* [Exercise aim]:
Copy each line exactly. Drop every picture.

[Entries with figure data]
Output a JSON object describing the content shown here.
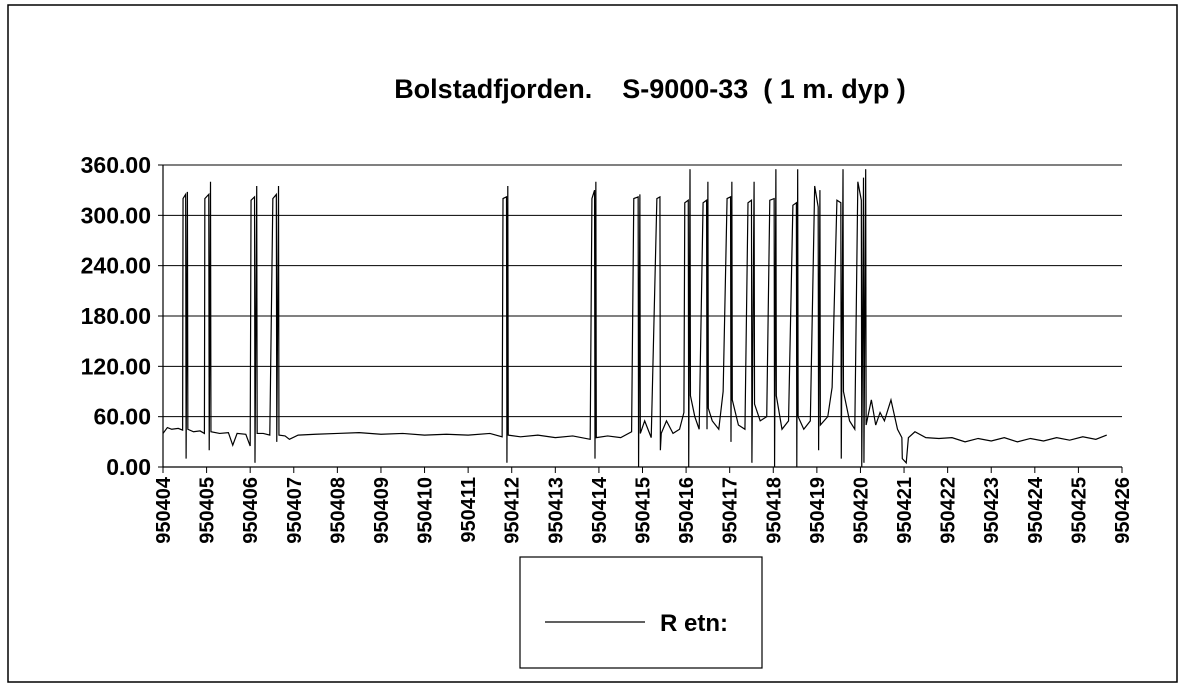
{
  "chart_data": {
    "type": "line",
    "title": "Bolstadfjorden.    S-9000-33  ( 1 m. dyp )",
    "xlim": [
      0,
      22
    ],
    "xticks": [
      {
        "value": 0,
        "label": "950404"
      },
      {
        "value": 1,
        "label": "950405"
      },
      {
        "value": 2,
        "label": "950406"
      },
      {
        "value": 3,
        "label": "950407"
      },
      {
        "value": 4,
        "label": "950408"
      },
      {
        "value": 5,
        "label": "950409"
      },
      {
        "value": 6,
        "label": "950410"
      },
      {
        "value": 7,
        "label": "950411"
      },
      {
        "value": 8,
        "label": "950412"
      },
      {
        "value": 9,
        "label": "950413"
      },
      {
        "value": 10,
        "label": "950414"
      },
      {
        "value": 11,
        "label": "950415"
      },
      {
        "value": 12,
        "label": "950416"
      },
      {
        "value": 13,
        "label": "950417"
      },
      {
        "value": 14,
        "label": "950418"
      },
      {
        "value": 15,
        "label": "950419"
      },
      {
        "value": 16,
        "label": "950420"
      },
      {
        "value": 17,
        "label": "950421"
      },
      {
        "value": 18,
        "label": "950422"
      },
      {
        "value": 19,
        "label": "950423"
      },
      {
        "value": 20,
        "label": "950424"
      },
      {
        "value": 21,
        "label": "950425"
      },
      {
        "value": 22,
        "label": "950426"
      }
    ],
    "ylim": [
      0,
      360
    ],
    "yticks": [
      {
        "value": 0,
        "label": "0.00"
      },
      {
        "value": 60,
        "label": "60.00"
      },
      {
        "value": 120,
        "label": "120.00"
      },
      {
        "value": 180,
        "label": "180.00"
      },
      {
        "value": 240,
        "label": "240.00"
      },
      {
        "value": 300,
        "label": "300.00"
      },
      {
        "value": 360,
        "label": "360.00"
      }
    ],
    "grid": true,
    "legend": "bottom",
    "x": [
      0,
      0.1,
      0.2,
      0.35,
      0.45,
      0.46,
      0.52,
      0.53,
      0.56,
      0.57,
      0.7,
      0.85,
      0.95,
      0.96,
      1.05,
      1.06,
      1.09,
      1.1,
      1.3,
      1.5,
      1.6,
      1.7,
      1.9,
      2.0,
      2.02,
      2.1,
      2.11,
      2.15,
      2.16,
      2.3,
      2.45,
      2.52,
      2.6,
      2.61,
      2.65,
      2.66,
      2.8,
      2.9,
      3.1,
      3.5,
      4,
      4.5,
      5,
      5.5,
      6,
      6.5,
      7,
      7.5,
      7.78,
      7.8,
      7.88,
      7.89,
      7.91,
      7.92,
      8.2,
      8.6,
      9,
      9.4,
      9.8,
      9.84,
      9.9,
      9.91,
      9.93,
      9.94,
      10.2,
      10.5,
      10.75,
      10.8,
      10.9,
      10.91,
      10.94,
      10.95,
      11.05,
      11.2,
      11.33,
      11.4,
      11.41,
      11.43,
      11.55,
      11.7,
      11.85,
      11.95,
      11.97,
      12.05,
      12.06,
      12.09,
      12.1,
      12.2,
      12.3,
      12.39,
      12.47,
      12.48,
      12.5,
      12.51,
      12.6,
      12.75,
      12.85,
      12.94,
      13.02,
      13.03,
      13.05,
      13.06,
      13.2,
      13.35,
      13.42,
      13.5,
      13.51,
      13.56,
      13.57,
      13.7,
      13.85,
      13.92,
      14.02,
      14.03,
      14.06,
      14.07,
      14.2,
      14.35,
      14.45,
      14.53,
      14.54,
      14.56,
      14.57,
      14.7,
      14.85,
      14.95,
      15.03,
      15.04,
      15.07,
      15.08,
      15.25,
      15.35,
      15.46,
      15.55,
      15.56,
      15.6,
      15.61,
      15.75,
      15.87,
      15.94,
      16.02,
      16.03,
      16.07,
      16.08,
      16.12,
      16.13,
      16.25,
      16.35,
      16.45,
      16.55,
      16.7,
      16.85,
      16.95,
      16.96,
      17.05,
      17.1,
      17.25,
      17.5,
      17.8,
      18.1,
      18.4,
      18.7,
      19,
      19.3,
      19.6,
      19.9,
      20.2,
      20.5,
      20.8,
      21.1,
      21.4,
      21.65
    ],
    "series": [
      {
        "name": "R etn:",
        "color": "#000000",
        "values": [
          40,
          47,
          45,
          46,
          44,
          320,
          325,
          10,
          328,
          45,
          42,
          43,
          40,
          320,
          325,
          20,
          340,
          42,
          40,
          41,
          26,
          40,
          39,
          25,
          318,
          322,
          5,
          335,
          40,
          40,
          38,
          320,
          325,
          30,
          335,
          38,
          37,
          33,
          38,
          39,
          40,
          41,
          39,
          40,
          38,
          39,
          38,
          40,
          36,
          320,
          322,
          5,
          335,
          38,
          36,
          38,
          35,
          37,
          33,
          320,
          330,
          10,
          340,
          35,
          37,
          35,
          42,
          320,
          322,
          0,
          325,
          40,
          55,
          35,
          320,
          322,
          20,
          40,
          55,
          40,
          45,
          65,
          315,
          318,
          0,
          355,
          85,
          60,
          45,
          315,
          318,
          45,
          340,
          70,
          55,
          45,
          90,
          320,
          322,
          30,
          340,
          80,
          50,
          45,
          315,
          318,
          5,
          340,
          75,
          55,
          60,
          318,
          320,
          0,
          355,
          85,
          45,
          55,
          312,
          315,
          0,
          355,
          60,
          45,
          55,
          335,
          310,
          20,
          330,
          50,
          60,
          95,
          318,
          315,
          10,
          355,
          90,
          55,
          45,
          340,
          318,
          0,
          345,
          5,
          355,
          50,
          80,
          50,
          65,
          55,
          80,
          45,
          35,
          10,
          5,
          35,
          42,
          35,
          34,
          35,
          30,
          34,
          31,
          35,
          30,
          34,
          31,
          35,
          32,
          36,
          33,
          38
        ]
      }
    ]
  }
}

* [Response to the task]:
Output a JSON object describing the content shown here.
{
  "chart_data": {
    "type": "line",
    "title": "Bolstadfjorden.    S-9000-33  ( 1 m. dyp )",
    "xlim": [
      0,
      22
    ],
    "xticks": [
      {
        "value": 0,
        "label": "950404"
      },
      {
        "value": 1,
        "label": "950405"
      },
      {
        "value": 2,
        "label": "950406"
      },
      {
        "value": 3,
        "label": "950407"
      },
      {
        "value": 4,
        "label": "950408"
      },
      {
        "value": 5,
        "label": "950409"
      },
      {
        "value": 6,
        "label": "950410"
      },
      {
        "value": 7,
        "label": "950411"
      },
      {
        "value": 8,
        "label": "950412"
      },
      {
        "value": 9,
        "label": "950413"
      },
      {
        "value": 10,
        "label": "950414"
      },
      {
        "value": 11,
        "label": "950415"
      },
      {
        "value": 12,
        "label": "950416"
      },
      {
        "value": 13,
        "label": "950417"
      },
      {
        "value": 14,
        "label": "950418"
      },
      {
        "value": 15,
        "label": "950419"
      },
      {
        "value": 16,
        "label": "950420"
      },
      {
        "value": 17,
        "label": "950421"
      },
      {
        "value": 18,
        "label": "950422"
      },
      {
        "value": 19,
        "label": "950423"
      },
      {
        "value": 20,
        "label": "950424"
      },
      {
        "value": 21,
        "label": "950425"
      },
      {
        "value": 22,
        "label": "950426"
      }
    ],
    "ylim": [
      0,
      360
    ],
    "yticks": [
      {
        "value": 0,
        "label": "0.00"
      },
      {
        "value": 60,
        "label": "60.00"
      },
      {
        "value": 120,
        "label": "120.00"
      },
      {
        "value": 180,
        "label": "180.00"
      },
      {
        "value": 240,
        "label": "240.00"
      },
      {
        "value": 300,
        "label": "300.00"
      },
      {
        "value": 360,
        "label": "360.00"
      }
    ],
    "grid": true,
    "legend": "bottom",
    "x": [
      0,
      0.1,
      0.2,
      0.35,
      0.45,
      0.46,
      0.52,
      0.53,
      0.56,
      0.57,
      0.7,
      0.85,
      0.95,
      0.96,
      1.05,
      1.06,
      1.09,
      1.1,
      1.3,
      1.5,
      1.6,
      1.7,
      1.9,
      2.0,
      2.02,
      2.1,
      2.11,
      2.15,
      2.16,
      2.3,
      2.45,
      2.52,
      2.6,
      2.61,
      2.65,
      2.66,
      2.8,
      2.9,
      3.1,
      3.5,
      4,
      4.5,
      5,
      5.5,
      6,
      6.5,
      7,
      7.5,
      7.78,
      7.8,
      7.88,
      7.89,
      7.91,
      7.92,
      8.2,
      8.6,
      9,
      9.4,
      9.8,
      9.84,
      9.9,
      9.91,
      9.93,
      9.94,
      10.2,
      10.5,
      10.75,
      10.8,
      10.9,
      10.91,
      10.94,
      10.95,
      11.05,
      11.2,
      11.33,
      11.4,
      11.41,
      11.43,
      11.55,
      11.7,
      11.85,
      11.95,
      11.97,
      12.05,
      12.06,
      12.09,
      12.1,
      12.2,
      12.3,
      12.39,
      12.47,
      12.48,
      12.5,
      12.51,
      12.6,
      12.75,
      12.85,
      12.94,
      13.02,
      13.03,
      13.05,
      13.06,
      13.2,
      13.35,
      13.42,
      13.5,
      13.51,
      13.56,
      13.57,
      13.7,
      13.85,
      13.92,
      14.02,
      14.03,
      14.06,
      14.07,
      14.2,
      14.35,
      14.45,
      14.53,
      14.54,
      14.56,
      14.57,
      14.7,
      14.85,
      14.95,
      15.03,
      15.04,
      15.07,
      15.08,
      15.25,
      15.35,
      15.46,
      15.55,
      15.56,
      15.6,
      15.61,
      15.75,
      15.87,
      15.94,
      16.02,
      16.03,
      16.07,
      16.08,
      16.12,
      16.13,
      16.25,
      16.35,
      16.45,
      16.55,
      16.7,
      16.85,
      16.95,
      16.96,
      17.05,
      17.1,
      17.25,
      17.5,
      17.8,
      18.1,
      18.4,
      18.7,
      19,
      19.3,
      19.6,
      19.9,
      20.2,
      20.5,
      20.8,
      21.1,
      21.4,
      21.65
    ],
    "series": [
      {
        "name": "R etn:",
        "color": "#000000",
        "values": [
          40,
          47,
          45,
          46,
          44,
          320,
          325,
          10,
          328,
          45,
          42,
          43,
          40,
          320,
          325,
          20,
          340,
          42,
          40,
          41,
          26,
          40,
          39,
          25,
          318,
          322,
          5,
          335,
          40,
          40,
          38,
          320,
          325,
          30,
          335,
          38,
          37,
          33,
          38,
          39,
          40,
          41,
          39,
          40,
          38,
          39,
          38,
          40,
          36,
          320,
          322,
          5,
          335,
          38,
          36,
          38,
          35,
          37,
          33,
          320,
          330,
          10,
          340,
          35,
          37,
          35,
          42,
          320,
          322,
          0,
          325,
          40,
          55,
          35,
          320,
          322,
          20,
          40,
          55,
          40,
          45,
          65,
          315,
          318,
          0,
          355,
          85,
          60,
          45,
          315,
          318,
          45,
          340,
          70,
          55,
          45,
          90,
          320,
          322,
          30,
          340,
          80,
          50,
          45,
          315,
          318,
          5,
          340,
          75,
          55,
          60,
          318,
          320,
          0,
          355,
          85,
          45,
          55,
          312,
          315,
          0,
          355,
          60,
          45,
          55,
          335,
          310,
          20,
          330,
          50,
          60,
          95,
          318,
          315,
          10,
          355,
          90,
          55,
          45,
          340,
          318,
          0,
          345,
          5,
          355,
          50,
          80,
          50,
          65,
          55,
          80,
          45,
          35,
          10,
          5,
          35,
          42,
          35,
          34,
          35,
          30,
          34,
          31,
          35,
          30,
          34,
          31,
          35,
          32,
          36,
          33,
          38
        ]
      }
    ]
  }
}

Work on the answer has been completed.